PHD Research Projects

Robust text detection

Mentor: MSRA Researcher Qiang Huo and Lei Sun

  • The first to propose to use Faster R-CNN and Mask R-CNN to address the text detection problem
  • Proposed a novel anchor-free region proposal network (AF-RPN) that can generate high-quality proposals of various shapes in an anchor-free manner to get rid of hand-crafted anchor design for Faster/Mask R-CNN framework; The idea of anchor-free is also propular in the field of generic object detection recently
  • Proposed a novel Relation Network based line grouping approach to grouping text primitives effectively and detecting text instances with large inter-character spaces robustly
  • Proposed a new region-wise adaptive scaling approach to detecting small text efficiently on high resolution images (Achieved a competitive F-measure of 77.49% by only processing 896x896 pixels on average for each image on ICDAR-2017 MLT dataset)
  • Achieved state-of-the-art results on horizontal (ICDAR-2013), multi-oriented (ICDAR-2017 MLT, ICDAR-2015 and MSRA-TD500) and curved (Total-Text and SCUT-CTW1500) text detection benchmarks
  • Deployed in the industry-leading Microsoft’s new-generation OneOCR engine in Microsoft Cognitive Services, outperforming Google Vision API significantly on the challenging indoor dataset including 11 scenarios (e.g., “document”, “receipt”, “invoice”, “street view”, and “product label”, etc.)
______
**Set tasks**:
1. In the research projects text, swap "Relation Network" for "Graph Network" and write out the stretch from "Mentor: MSRA Researcher" through "ICDAR-2017 MLT dataset)" again.
2. According to the research projects text, what F-measure did the region-wise adaptive scaling approach achieve on the ICDAR-2017 MLT dataset?
3. List every benchmark on which the research projects text says state-of-the-art text detection results were achieved.

**Collected material**:
______
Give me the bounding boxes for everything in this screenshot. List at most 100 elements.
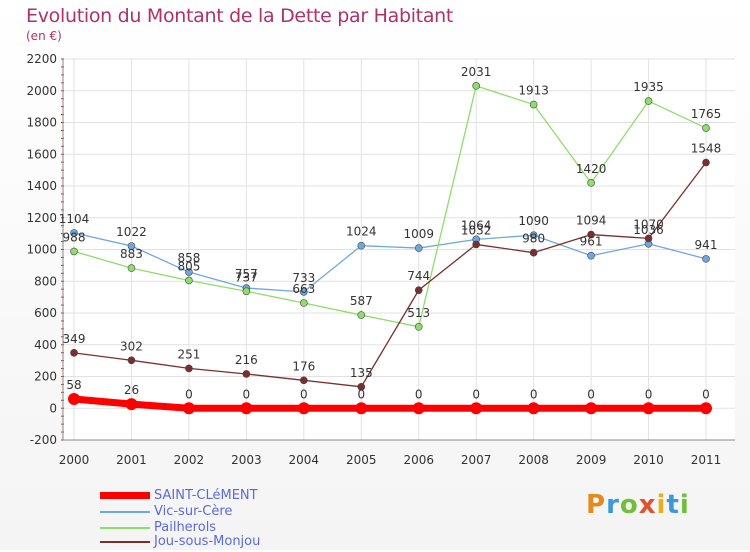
______
**Answers for the tasks**:
1.
Mentor: MSRA Researcher Qiang Huo and Lei Sun

  • The first to propose to use Faster R-CNN and Mask R-CNN to address the text detection problem
  • Proposed a novel anchor-free region proposal network (AF-RPN) that can generate high-quality proposals of various shapes in an anchor-free manner to get rid of hand-crafted anchor design for Faster/Mask R-CNN framework; The idea of anchor-free is also propular in the field of generic object detection recently
  • Proposed a novel Graph Network based line grouping approach to grouping text primitives effectively and detecting text instances with large inter-character spaces robustly
  • Proposed a new region-wise adaptive scaling approach to detecting small text efficiently on high resolution images (Achieved a competitive F-measure of 77.49% by only processing 896x896 pixels on average for each image on ICDAR-2017 MLT dataset)

2. It achieved an F-measure of 77.49%.

3. ICDAR-2013, ICDAR-2017 MLT, ICDAR-2015, MSRA-TD500, Total-Text, and SCUT-CTW1500